## begin INFORMATION GIVEN
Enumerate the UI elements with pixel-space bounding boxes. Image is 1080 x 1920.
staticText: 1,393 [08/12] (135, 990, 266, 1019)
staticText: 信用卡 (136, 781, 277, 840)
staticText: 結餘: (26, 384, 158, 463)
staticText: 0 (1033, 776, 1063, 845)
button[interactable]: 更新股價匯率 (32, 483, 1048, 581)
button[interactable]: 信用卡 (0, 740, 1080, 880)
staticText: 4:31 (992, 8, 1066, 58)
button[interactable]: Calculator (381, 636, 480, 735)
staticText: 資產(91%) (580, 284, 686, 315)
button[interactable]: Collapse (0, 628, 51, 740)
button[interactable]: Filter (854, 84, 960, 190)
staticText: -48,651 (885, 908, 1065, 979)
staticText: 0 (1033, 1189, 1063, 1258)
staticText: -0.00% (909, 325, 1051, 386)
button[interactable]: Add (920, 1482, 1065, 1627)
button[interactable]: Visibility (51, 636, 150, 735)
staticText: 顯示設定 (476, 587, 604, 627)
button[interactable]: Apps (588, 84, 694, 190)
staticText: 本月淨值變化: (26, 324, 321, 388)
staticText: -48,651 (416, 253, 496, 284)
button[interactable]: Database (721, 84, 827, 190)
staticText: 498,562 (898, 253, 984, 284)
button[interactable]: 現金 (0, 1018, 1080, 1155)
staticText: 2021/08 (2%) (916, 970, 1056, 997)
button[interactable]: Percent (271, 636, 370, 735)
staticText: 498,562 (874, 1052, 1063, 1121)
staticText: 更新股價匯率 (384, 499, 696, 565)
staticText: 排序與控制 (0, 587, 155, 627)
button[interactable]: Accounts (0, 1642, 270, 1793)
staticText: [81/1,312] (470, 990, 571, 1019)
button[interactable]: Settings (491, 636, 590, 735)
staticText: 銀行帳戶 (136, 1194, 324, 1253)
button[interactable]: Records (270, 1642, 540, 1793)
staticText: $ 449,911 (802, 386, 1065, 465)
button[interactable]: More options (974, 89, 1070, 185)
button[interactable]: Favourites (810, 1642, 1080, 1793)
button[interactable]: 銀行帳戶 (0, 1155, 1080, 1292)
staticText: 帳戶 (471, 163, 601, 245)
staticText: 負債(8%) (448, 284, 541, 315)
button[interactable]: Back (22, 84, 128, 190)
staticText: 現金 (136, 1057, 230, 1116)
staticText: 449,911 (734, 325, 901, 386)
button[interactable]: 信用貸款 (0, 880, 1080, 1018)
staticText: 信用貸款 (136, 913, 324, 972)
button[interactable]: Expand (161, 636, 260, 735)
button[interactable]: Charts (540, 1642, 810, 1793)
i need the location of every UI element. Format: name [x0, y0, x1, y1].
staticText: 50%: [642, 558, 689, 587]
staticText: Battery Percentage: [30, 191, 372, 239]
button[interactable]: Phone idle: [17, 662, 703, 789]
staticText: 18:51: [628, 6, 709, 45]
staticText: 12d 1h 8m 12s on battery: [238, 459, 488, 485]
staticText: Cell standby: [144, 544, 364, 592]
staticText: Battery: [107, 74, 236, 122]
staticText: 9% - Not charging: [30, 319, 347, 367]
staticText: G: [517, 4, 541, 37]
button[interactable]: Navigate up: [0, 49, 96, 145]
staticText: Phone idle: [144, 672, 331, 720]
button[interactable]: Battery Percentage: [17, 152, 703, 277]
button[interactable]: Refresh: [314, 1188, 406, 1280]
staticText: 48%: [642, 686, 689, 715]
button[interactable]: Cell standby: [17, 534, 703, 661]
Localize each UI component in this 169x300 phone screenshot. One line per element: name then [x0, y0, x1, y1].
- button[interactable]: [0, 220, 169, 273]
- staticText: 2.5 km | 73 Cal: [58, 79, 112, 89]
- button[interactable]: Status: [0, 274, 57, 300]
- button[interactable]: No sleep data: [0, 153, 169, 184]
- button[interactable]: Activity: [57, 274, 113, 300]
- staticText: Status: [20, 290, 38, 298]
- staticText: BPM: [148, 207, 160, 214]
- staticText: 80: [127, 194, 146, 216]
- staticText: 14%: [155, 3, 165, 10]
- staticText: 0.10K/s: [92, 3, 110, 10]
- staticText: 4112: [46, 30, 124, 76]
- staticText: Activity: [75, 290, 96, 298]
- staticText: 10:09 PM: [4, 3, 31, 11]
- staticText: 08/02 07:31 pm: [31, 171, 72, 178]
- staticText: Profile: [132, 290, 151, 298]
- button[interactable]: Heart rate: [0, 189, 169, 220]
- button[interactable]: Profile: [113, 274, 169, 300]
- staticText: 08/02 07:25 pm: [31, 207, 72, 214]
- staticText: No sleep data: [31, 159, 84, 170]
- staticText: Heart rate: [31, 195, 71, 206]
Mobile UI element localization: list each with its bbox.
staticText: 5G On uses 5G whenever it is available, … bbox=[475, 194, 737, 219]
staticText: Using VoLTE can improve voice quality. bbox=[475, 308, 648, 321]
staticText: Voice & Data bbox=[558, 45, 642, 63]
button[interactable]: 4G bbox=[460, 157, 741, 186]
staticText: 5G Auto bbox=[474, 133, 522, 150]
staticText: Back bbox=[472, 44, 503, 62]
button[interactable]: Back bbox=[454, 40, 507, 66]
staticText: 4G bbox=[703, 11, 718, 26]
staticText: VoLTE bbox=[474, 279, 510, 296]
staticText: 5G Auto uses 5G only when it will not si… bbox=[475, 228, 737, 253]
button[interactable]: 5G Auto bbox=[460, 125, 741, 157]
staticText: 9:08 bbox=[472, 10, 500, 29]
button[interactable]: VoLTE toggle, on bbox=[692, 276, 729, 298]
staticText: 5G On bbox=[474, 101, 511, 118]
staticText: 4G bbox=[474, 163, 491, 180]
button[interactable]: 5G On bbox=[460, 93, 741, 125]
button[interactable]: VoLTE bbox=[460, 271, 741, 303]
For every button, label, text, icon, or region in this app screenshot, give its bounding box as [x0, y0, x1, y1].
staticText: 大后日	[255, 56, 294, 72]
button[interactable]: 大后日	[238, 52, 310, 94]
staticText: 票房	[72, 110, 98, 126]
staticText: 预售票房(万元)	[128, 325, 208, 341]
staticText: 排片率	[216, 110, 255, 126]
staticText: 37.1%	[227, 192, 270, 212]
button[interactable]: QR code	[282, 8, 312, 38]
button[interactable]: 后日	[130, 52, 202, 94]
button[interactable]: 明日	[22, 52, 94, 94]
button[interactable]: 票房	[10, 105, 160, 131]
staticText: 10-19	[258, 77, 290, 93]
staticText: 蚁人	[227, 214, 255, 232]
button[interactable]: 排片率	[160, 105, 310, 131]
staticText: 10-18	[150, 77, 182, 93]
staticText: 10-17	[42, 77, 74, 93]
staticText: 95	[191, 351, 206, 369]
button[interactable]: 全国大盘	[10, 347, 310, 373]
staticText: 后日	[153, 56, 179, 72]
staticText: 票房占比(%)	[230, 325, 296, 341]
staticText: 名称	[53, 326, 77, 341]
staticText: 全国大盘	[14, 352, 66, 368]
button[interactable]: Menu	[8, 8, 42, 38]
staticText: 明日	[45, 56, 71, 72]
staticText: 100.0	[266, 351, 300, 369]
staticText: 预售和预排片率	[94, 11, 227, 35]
## end INFORMATION GIVEN
WHAT NEEDS TO BE DONE = Copy out the entire listing above verbatim, line by line, with nothing changed.

WRITTEN SOLUTION =
Enumerate the UI elements with pixel-space bounding boxes. Image is 1080 x 1920.
staticText: 1,393 [08/12] (135, 990, 266, 1019)
staticText: 信用卡 (136, 781, 277, 840)
staticText: 結餘: (26, 384, 158, 463)
staticText: 0 (1033, 776, 1063, 845)
button[interactable]: 更新股價匯率 (32, 483, 1048, 581)
button[interactable]: 信用卡 (0, 740, 1080, 880)
staticText: 4:31 (992, 8, 1066, 58)
button[interactable]: Calculator (381, 636, 480, 735)
staticText: 資產(91%) (580, 284, 686, 315)
button[interactable]: Collapse (0, 628, 51, 740)
button[interactable]: Filter (854, 84, 960, 190)
staticText: -48,651 (885, 908, 1065, 979)
staticText: 0 (1033, 1189, 1063, 1258)
staticText: -0.00% (909, 325, 1051, 386)
button[interactable]: Add (920, 1482, 1065, 1627)
button[interactable]: Visibility (51, 636, 150, 735)
staticText: 顯示設定 (476, 587, 604, 627)
button[interactable]: Apps (588, 84, 694, 190)
staticText: 本月淨值變化: (26, 324, 321, 388)
staticText: -48,651 (416, 253, 496, 284)
button[interactable]: Database (721, 84, 827, 190)
staticText: 498,562 (898, 253, 984, 284)
button[interactable]: 現金 (0, 1018, 1080, 1155)
staticText: 2021/08 (2%) (916, 970, 1056, 997)
button[interactable]: Percent (271, 636, 370, 735)
staticText: 498,562 (874, 1052, 1063, 1121)
staticText: 更新股價匯率 (384, 499, 696, 565)
staticText: 排序與控制 (0, 587, 155, 627)
button[interactable]: Accounts (0, 1642, 270, 1793)
staticText: [81/1,312] (470, 990, 571, 1019)
button[interactable]: Settings (491, 636, 590, 735)
staticText: 銀行帳戶 (136, 1194, 324, 1253)
button[interactable]: Records (270, 1642, 540, 1793)
staticText: $ 449,911 (802, 386, 1065, 465)
button[interactable]: More options (974, 89, 1070, 185)
button[interactable]: Favourites (810, 1642, 1080, 1793)
button[interactable]: 銀行帳戶 (0, 1155, 1080, 1292)
staticText: 帳戶 (471, 163, 601, 245)
staticText: 負債(8%) (448, 284, 541, 315)
button[interactable]: Back (22, 84, 128, 190)
staticText: 現金 (136, 1057, 230, 1116)
staticText: 449,911 (734, 325, 901, 386)
button[interactable]: 信用貸款 (0, 880, 1080, 1018)
staticText: 信用貸款 (136, 913, 324, 972)
button[interactable]: Expand (161, 636, 260, 735)
button[interactable]: Charts (540, 1642, 810, 1793)
i need the location of every UI element. Format: name [x0, y0, x1, y1].
staticText: 50%: [642, 558, 689, 587]
staticText: Battery Percentage: [30, 191, 372, 239]
button[interactable]: Phone idle: [17, 662, 703, 789]
staticText: 18:51: [628, 6, 709, 45]
staticText: 12d 1h 8m 12s on battery: [238, 459, 488, 485]
staticText: Cell standby: [144, 544, 364, 592]
staticText: Battery: [107, 74, 236, 122]
staticText: 9% - Not charging: [30, 319, 347, 367]
staticText: G: [517, 4, 541, 37]
button[interactable]: Navigate up: [0, 49, 96, 145]
staticText: Phone idle: [144, 672, 331, 720]
button[interactable]: Battery Percentage: [17, 152, 703, 277]
button[interactable]: Refresh: [314, 1188, 406, 1280]
staticText: 48%: [642, 686, 689, 715]
button[interactable]: Cell standby: [17, 534, 703, 661]
Localize each UI component in this 169x300 phone screenshot. One line per element: name then [x0, y0, x1, y1].
- button[interactable]: [0, 220, 169, 273]
- staticText: 2.5 km | 73 Cal: [58, 79, 112, 89]
- button[interactable]: Status: [0, 274, 57, 300]
- button[interactable]: No sleep data: [0, 153, 169, 184]
- button[interactable]: Activity: [57, 274, 113, 300]
- staticText: Status: [20, 290, 38, 298]
- staticText: BPM: [148, 207, 160, 214]
- staticText: 80: [127, 194, 146, 216]
- staticText: 14%: [155, 3, 165, 10]
- staticText: 0.10K/s: [92, 3, 110, 10]
- staticText: 4112: [46, 30, 124, 76]
- staticText: Activity: [75, 290, 96, 298]
- staticText: 10:09 PM: [4, 3, 31, 11]
- staticText: 08/02 07:31 pm: [31, 171, 72, 178]
- staticText: Profile: [132, 290, 151, 298]
- button[interactable]: Heart rate: [0, 189, 169, 220]
- button[interactable]: Profile: [113, 274, 169, 300]
- staticText: 08/02 07:25 pm: [31, 207, 72, 214]
- staticText: No sleep data: [31, 159, 84, 170]
- staticText: Heart rate: [31, 195, 71, 206]
Mobile UI element localization: list each with its bbox.
staticText: 5G On uses 5G whenever it is available, … bbox=[475, 194, 737, 219]
staticText: Using VoLTE can improve voice quality. bbox=[475, 308, 648, 321]
staticText: Voice & Data bbox=[558, 45, 642, 63]
button[interactable]: 4G bbox=[460, 157, 741, 186]
staticText: 5G Auto bbox=[474, 133, 522, 150]
staticText: Back bbox=[472, 44, 503, 62]
button[interactable]: Back bbox=[454, 40, 507, 66]
staticText: 4G bbox=[703, 11, 718, 26]
staticText: VoLTE bbox=[474, 279, 510, 296]
staticText: 5G Auto uses 5G only when it will not si… bbox=[475, 228, 737, 253]
button[interactable]: 5G Auto bbox=[460, 125, 741, 157]
staticText: 9:08 bbox=[472, 10, 500, 29]
button[interactable]: VoLTE toggle, on bbox=[692, 276, 729, 298]
staticText: 5G On bbox=[474, 101, 511, 118]
staticText: 4G bbox=[474, 163, 491, 180]
button[interactable]: 5G On bbox=[460, 93, 741, 125]
button[interactable]: VoLTE bbox=[460, 271, 741, 303]
For every button, label, text, icon, or region in this app screenshot, give its bounding box as [x0, y0, x1, y1].
staticText: 大后日	[255, 56, 294, 72]
button[interactable]: 大后日	[238, 52, 310, 94]
staticText: 票房	[72, 110, 98, 126]
staticText: 预售票房(万元)	[128, 325, 208, 341]
staticText: 排片率	[216, 110, 255, 126]
staticText: 37.1%	[227, 192, 270, 212]
button[interactable]: QR code	[282, 8, 312, 38]
button[interactable]: 后日	[130, 52, 202, 94]
button[interactable]: 明日	[22, 52, 94, 94]
button[interactable]: 票房	[10, 105, 160, 131]
staticText: 10-19	[258, 77, 290, 93]
staticText: 蚁人	[227, 214, 255, 232]
button[interactable]: 排片率	[160, 105, 310, 131]
staticText: 10-18	[150, 77, 182, 93]
staticText: 10-17	[42, 77, 74, 93]
staticText: 95	[191, 351, 206, 369]
button[interactable]: 全国大盘	[10, 347, 310, 373]
staticText: 后日	[153, 56, 179, 72]
staticText: 票房占比(%)	[230, 325, 296, 341]
staticText: 名称	[53, 326, 77, 341]
staticText: 全国大盘	[14, 352, 66, 368]
button[interactable]: Menu	[8, 8, 42, 38]
staticText: 明日	[45, 56, 71, 72]
staticText: 100.0	[266, 351, 300, 369]
staticText: 预售和预排片率	[94, 11, 227, 35]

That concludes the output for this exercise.